##### DATASET ROWS #####
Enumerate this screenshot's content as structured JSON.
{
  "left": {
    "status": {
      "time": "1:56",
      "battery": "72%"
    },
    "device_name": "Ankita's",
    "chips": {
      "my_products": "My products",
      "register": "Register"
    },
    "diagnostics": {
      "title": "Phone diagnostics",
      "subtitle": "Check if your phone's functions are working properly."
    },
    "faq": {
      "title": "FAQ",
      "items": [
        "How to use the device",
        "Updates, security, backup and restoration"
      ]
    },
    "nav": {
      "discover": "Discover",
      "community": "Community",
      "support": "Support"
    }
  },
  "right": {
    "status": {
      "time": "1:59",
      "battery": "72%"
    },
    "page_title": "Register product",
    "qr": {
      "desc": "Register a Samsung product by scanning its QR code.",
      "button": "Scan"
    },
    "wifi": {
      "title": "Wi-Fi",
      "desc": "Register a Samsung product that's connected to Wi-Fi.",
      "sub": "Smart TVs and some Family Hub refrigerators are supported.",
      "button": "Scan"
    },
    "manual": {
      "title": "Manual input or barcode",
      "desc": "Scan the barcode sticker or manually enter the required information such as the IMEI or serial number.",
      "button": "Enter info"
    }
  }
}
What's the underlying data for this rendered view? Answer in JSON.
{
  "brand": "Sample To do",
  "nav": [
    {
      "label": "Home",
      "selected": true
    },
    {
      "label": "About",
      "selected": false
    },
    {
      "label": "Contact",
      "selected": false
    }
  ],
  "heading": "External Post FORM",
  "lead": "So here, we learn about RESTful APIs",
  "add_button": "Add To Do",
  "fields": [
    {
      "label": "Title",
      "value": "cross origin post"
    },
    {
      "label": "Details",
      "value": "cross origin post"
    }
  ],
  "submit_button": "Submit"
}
#####
• _EXERCISE REQUIREMENTS_: Work out the number of lines in this listing that include the word "Samsung". Reply with that number only.

• _EXERCISE SOLUTION_: 2